───── Exercise materials ─────
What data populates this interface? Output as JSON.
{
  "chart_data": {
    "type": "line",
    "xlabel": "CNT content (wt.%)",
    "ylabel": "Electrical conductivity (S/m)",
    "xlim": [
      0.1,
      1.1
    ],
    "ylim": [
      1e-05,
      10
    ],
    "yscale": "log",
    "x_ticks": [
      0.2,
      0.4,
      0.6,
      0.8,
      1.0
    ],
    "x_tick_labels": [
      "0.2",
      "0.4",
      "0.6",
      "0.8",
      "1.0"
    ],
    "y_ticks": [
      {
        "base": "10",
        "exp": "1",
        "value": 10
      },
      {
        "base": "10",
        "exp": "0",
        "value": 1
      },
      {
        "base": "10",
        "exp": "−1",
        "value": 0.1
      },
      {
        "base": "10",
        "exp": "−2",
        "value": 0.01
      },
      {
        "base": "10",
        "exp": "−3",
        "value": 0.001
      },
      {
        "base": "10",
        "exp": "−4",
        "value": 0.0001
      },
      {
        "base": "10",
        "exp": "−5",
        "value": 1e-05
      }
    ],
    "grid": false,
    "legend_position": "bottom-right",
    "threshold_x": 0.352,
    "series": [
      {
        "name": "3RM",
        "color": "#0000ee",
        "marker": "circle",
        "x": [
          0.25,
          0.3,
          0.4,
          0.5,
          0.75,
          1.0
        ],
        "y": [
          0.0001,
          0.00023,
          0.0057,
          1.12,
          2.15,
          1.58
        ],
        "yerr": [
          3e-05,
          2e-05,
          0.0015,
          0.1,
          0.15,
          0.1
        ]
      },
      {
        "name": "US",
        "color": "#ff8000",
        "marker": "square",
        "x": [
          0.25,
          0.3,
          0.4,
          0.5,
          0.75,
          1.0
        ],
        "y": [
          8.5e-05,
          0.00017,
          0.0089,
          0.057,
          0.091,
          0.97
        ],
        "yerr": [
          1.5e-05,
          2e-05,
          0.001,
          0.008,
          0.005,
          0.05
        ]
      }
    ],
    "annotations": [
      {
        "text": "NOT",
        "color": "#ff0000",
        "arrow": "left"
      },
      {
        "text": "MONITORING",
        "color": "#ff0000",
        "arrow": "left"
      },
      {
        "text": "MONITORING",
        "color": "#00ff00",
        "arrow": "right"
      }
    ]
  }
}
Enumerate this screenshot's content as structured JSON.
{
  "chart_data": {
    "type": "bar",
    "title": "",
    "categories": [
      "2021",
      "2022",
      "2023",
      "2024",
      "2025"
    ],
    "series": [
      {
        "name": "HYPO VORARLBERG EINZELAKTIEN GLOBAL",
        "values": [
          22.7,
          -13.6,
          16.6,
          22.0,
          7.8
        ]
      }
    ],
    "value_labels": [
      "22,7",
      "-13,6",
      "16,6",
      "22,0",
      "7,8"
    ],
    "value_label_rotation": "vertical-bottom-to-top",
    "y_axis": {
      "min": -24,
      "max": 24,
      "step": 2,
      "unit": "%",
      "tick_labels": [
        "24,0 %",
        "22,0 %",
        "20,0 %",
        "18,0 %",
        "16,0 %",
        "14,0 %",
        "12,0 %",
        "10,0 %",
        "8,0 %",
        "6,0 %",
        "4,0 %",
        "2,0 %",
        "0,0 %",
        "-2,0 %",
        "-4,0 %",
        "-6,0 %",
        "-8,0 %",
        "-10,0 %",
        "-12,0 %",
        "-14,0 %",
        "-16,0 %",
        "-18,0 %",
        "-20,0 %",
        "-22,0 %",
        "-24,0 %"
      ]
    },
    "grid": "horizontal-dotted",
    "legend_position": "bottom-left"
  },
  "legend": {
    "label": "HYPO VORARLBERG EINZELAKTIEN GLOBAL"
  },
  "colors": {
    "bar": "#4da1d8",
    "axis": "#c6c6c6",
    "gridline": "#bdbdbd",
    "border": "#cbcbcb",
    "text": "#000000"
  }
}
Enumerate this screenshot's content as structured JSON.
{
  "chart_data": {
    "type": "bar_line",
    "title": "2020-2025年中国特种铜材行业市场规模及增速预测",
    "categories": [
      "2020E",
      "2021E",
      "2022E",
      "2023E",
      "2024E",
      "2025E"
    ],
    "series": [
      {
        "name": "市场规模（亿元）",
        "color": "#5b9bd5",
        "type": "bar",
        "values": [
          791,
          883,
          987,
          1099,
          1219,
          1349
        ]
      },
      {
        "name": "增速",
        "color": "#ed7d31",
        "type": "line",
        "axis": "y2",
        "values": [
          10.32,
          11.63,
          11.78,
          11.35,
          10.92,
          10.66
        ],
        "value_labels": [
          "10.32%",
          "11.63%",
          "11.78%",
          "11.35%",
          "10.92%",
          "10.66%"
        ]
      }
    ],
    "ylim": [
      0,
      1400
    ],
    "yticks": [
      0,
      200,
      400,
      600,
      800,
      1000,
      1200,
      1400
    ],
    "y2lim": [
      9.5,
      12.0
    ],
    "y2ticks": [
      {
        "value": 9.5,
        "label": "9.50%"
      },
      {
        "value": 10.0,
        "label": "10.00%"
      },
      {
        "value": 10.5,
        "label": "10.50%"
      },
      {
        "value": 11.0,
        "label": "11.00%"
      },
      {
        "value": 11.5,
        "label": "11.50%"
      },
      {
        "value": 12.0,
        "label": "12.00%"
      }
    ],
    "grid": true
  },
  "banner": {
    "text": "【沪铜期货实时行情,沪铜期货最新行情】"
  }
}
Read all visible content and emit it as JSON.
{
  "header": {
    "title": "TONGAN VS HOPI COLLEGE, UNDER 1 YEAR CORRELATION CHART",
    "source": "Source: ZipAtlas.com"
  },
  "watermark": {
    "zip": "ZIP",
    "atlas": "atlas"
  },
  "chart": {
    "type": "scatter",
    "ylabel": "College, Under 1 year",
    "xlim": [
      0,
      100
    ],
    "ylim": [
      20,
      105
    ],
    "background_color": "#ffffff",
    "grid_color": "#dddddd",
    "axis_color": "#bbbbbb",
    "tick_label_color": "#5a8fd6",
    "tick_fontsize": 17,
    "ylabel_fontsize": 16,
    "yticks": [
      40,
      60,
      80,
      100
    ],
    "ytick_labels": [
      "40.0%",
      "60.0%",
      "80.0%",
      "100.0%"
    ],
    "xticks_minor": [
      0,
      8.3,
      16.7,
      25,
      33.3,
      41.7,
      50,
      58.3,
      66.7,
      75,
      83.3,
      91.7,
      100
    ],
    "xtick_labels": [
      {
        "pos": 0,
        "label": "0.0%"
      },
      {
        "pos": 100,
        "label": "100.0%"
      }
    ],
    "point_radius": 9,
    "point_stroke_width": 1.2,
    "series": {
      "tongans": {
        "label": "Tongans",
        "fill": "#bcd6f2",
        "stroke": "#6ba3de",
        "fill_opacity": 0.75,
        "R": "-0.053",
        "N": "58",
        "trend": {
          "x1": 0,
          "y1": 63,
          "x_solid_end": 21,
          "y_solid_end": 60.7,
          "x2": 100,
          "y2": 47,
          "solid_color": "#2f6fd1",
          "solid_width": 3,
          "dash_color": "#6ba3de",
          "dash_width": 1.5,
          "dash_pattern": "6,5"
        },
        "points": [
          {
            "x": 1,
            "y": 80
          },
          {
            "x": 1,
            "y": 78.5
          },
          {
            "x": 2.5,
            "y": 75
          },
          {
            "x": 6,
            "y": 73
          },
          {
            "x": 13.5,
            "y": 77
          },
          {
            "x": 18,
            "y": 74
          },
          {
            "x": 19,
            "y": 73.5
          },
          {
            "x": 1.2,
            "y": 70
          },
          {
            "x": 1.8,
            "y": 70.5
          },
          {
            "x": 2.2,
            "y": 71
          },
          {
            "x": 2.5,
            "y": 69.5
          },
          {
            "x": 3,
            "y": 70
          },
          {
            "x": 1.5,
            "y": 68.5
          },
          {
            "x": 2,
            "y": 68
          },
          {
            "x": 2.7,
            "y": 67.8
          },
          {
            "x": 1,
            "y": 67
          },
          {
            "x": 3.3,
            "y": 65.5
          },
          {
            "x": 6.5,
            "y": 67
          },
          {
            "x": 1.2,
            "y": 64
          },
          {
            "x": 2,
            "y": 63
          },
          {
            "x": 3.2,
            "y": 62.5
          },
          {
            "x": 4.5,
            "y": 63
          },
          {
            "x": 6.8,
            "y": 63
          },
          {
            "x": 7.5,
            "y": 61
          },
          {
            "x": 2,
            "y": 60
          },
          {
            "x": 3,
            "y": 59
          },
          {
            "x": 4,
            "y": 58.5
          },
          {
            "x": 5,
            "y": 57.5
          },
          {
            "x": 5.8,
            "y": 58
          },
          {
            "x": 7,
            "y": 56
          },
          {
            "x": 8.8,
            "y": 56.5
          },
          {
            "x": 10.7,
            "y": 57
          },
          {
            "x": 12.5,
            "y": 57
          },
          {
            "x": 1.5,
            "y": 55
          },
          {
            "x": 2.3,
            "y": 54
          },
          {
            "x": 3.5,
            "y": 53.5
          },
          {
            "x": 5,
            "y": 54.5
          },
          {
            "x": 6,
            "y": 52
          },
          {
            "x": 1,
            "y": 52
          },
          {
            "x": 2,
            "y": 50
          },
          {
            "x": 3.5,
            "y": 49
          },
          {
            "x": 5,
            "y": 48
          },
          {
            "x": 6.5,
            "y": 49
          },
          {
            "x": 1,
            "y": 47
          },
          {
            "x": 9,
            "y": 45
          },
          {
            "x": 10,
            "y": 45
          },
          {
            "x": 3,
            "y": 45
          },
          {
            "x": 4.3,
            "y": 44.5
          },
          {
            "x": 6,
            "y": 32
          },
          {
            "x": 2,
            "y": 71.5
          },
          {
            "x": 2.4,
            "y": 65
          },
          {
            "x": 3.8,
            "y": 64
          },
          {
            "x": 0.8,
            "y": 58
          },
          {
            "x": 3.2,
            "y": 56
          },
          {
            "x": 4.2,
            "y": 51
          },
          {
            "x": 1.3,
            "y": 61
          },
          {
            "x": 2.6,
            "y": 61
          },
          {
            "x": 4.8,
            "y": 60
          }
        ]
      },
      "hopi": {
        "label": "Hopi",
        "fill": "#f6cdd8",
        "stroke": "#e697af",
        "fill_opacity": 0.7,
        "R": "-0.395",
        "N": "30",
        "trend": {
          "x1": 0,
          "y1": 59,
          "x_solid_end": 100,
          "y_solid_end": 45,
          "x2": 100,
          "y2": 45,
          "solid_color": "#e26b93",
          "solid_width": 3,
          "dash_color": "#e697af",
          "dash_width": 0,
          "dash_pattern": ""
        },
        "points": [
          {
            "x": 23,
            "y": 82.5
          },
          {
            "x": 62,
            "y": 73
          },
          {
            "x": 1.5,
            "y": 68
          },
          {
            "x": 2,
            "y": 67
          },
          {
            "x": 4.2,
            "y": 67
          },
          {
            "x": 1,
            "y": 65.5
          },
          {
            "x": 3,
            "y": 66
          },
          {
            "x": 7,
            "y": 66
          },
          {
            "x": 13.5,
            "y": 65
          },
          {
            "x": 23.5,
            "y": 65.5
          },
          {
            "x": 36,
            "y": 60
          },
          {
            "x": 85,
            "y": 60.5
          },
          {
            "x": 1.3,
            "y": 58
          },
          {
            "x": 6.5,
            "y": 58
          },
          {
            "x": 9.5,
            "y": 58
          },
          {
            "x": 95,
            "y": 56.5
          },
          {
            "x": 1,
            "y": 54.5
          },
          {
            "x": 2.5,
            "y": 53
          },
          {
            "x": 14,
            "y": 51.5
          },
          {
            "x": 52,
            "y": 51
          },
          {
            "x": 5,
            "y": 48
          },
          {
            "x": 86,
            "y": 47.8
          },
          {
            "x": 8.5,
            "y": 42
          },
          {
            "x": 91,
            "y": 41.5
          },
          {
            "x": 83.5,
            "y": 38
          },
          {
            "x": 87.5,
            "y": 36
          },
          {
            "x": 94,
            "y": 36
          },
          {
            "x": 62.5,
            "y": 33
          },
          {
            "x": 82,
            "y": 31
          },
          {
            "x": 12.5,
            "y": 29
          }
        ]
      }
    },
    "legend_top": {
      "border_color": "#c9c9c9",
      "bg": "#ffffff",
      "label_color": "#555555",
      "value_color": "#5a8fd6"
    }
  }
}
─────
How many lines of the records contain the string "HYPO"? Respond with the number alone.

[Finished exercise]: 2